DATA SUPPLIED ->
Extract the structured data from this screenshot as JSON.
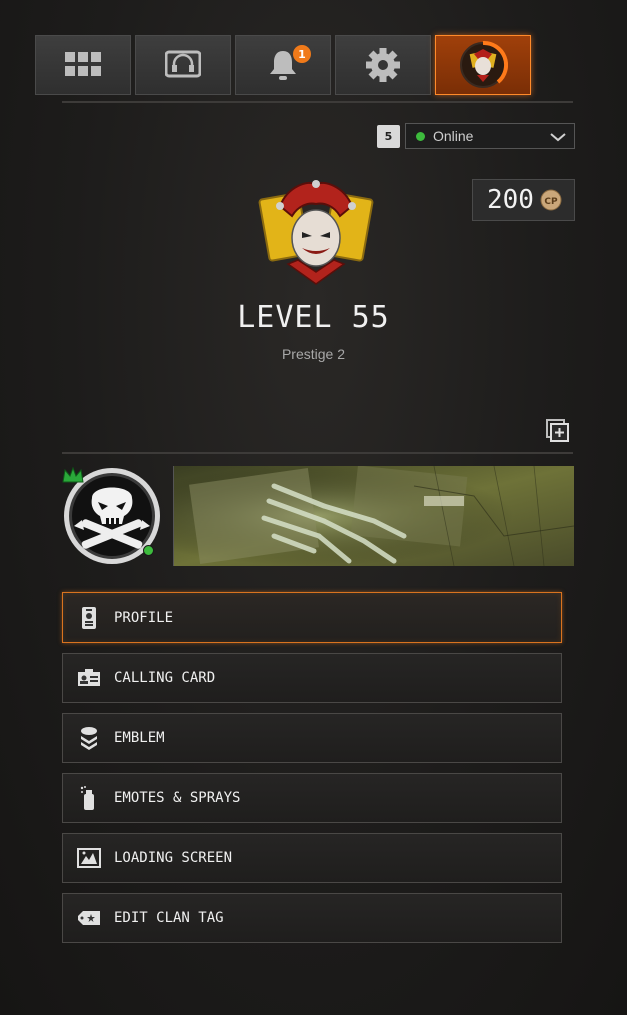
{
  "tabs": [
    {
      "name": "menu-grid",
      "icon": "grid-icon"
    },
    {
      "name": "social",
      "icon": "headset-icon"
    },
    {
      "name": "notifications",
      "icon": "bell-icon",
      "badge": "1"
    },
    {
      "name": "settings",
      "icon": "gear-icon"
    },
    {
      "name": "profile",
      "icon": "jester-avatar-icon",
      "active": true
    }
  ],
  "status": {
    "party_count": "5",
    "selected": "Online",
    "dot_color": "#3dbb3d"
  },
  "currency": {
    "amount": "200",
    "icon": "cod-points-coin-icon"
  },
  "player": {
    "level_text": "LEVEL 55",
    "prestige_text": "Prestige 2",
    "rank_icon": "jester-rank-emblem-icon"
  },
  "menu": {
    "items": [
      {
        "label": "PROFILE",
        "icon": "id-badge-icon",
        "selected": true
      },
      {
        "label": "CALLING CARD",
        "icon": "calling-card-icon"
      },
      {
        "label": "EMBLEM",
        "icon": "chevron-emblem-icon"
      },
      {
        "label": "EMOTES & SPRAYS",
        "icon": "spray-can-icon"
      },
      {
        "label": "LOADING SCREEN",
        "icon": "loading-screen-icon"
      },
      {
        "label": "EDIT CLAN TAG",
        "icon": "clan-tag-icon"
      }
    ]
  },
  "colors": {
    "accent": "#d9731f",
    "online": "#3dbb3d",
    "notification_badge": "#f07a1a"
  }
}
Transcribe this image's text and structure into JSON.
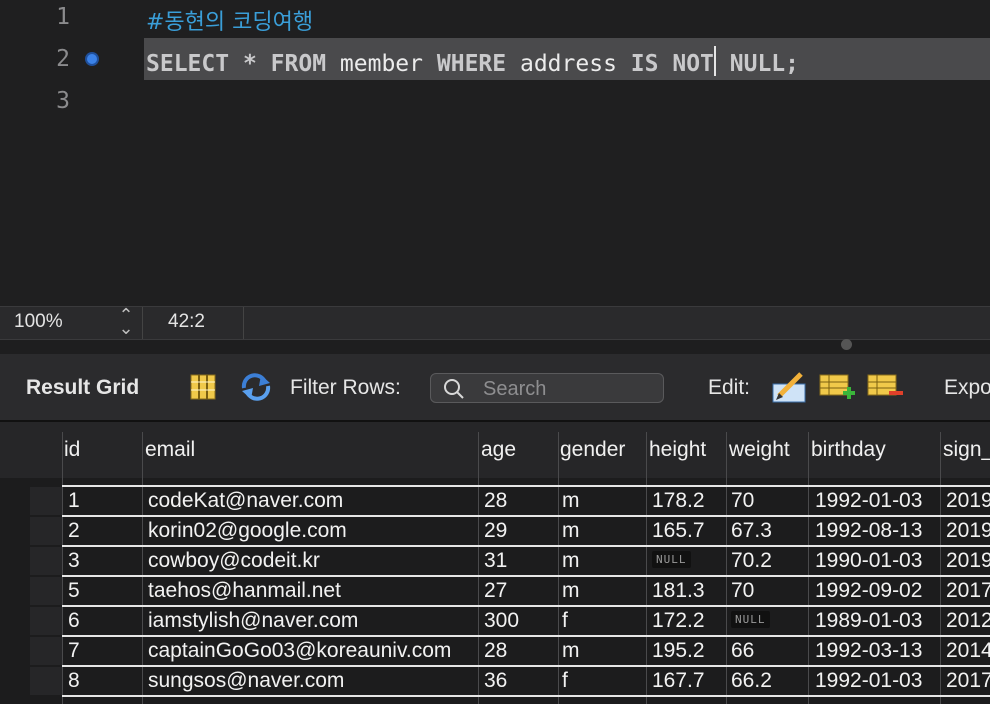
{
  "editor": {
    "line_numbers": [
      "1",
      "2",
      "3"
    ],
    "comment": "#동현의 코딩여행",
    "query": {
      "select": "SELECT",
      "star": "*",
      "from": "FROM",
      "table": "member",
      "where": "WHERE",
      "column": "address",
      "is": "IS",
      "not": "NOT",
      "null": "NULL;"
    }
  },
  "status": {
    "zoom": "100%",
    "cursor": "42:2"
  },
  "toolbar": {
    "result_grid": "Result Grid",
    "filter_rows": "Filter Rows:",
    "search_placeholder": "Search",
    "edit": "Edit:",
    "export": "Expo"
  },
  "grid": {
    "columns": [
      "id",
      "email",
      "age",
      "gender",
      "height",
      "weight",
      "birthday",
      "sign_"
    ],
    "rows": [
      [
        "1",
        "codeKat@naver.com",
        "28",
        "m",
        "178.2",
        "70",
        "1992-01-03",
        "2019"
      ],
      [
        "2",
        "korin02@google.com",
        "29",
        "m",
        "165.7",
        "67.3",
        "1992-08-13",
        "2019"
      ],
      [
        "3",
        "cowboy@codeit.kr",
        "31",
        "m",
        "NULL",
        "70.2",
        "1990-01-03",
        "2019"
      ],
      [
        "5",
        "taehos@hanmail.net",
        "27",
        "m",
        "181.3",
        "70",
        "1992-09-02",
        "2017"
      ],
      [
        "6",
        "iamstylish@naver.com",
        "300",
        "f",
        "172.2",
        "NULL",
        "1989-01-03",
        "2012"
      ],
      [
        "7",
        "captainGoGo03@koreauniv.com",
        "28",
        "m",
        "195.2",
        "66",
        "1992-03-13",
        "2014"
      ],
      [
        "8",
        "sungsos@naver.com",
        "36",
        "f",
        "167.7",
        "66.2",
        "1992-01-03",
        "2017"
      ]
    ]
  }
}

DIRECTION ->
Leave out every line without the string "label" and copy the rest.

PROBLEM SOLUTION ->
        "label": "PROFILE",
        "label": "CALLING CARD",
        "label": "EMBLEM",
        "label": "EMOTES & SPRAYS",
        "label": "LOADING SCREEN",
        "label": "EDIT CLAN TAG",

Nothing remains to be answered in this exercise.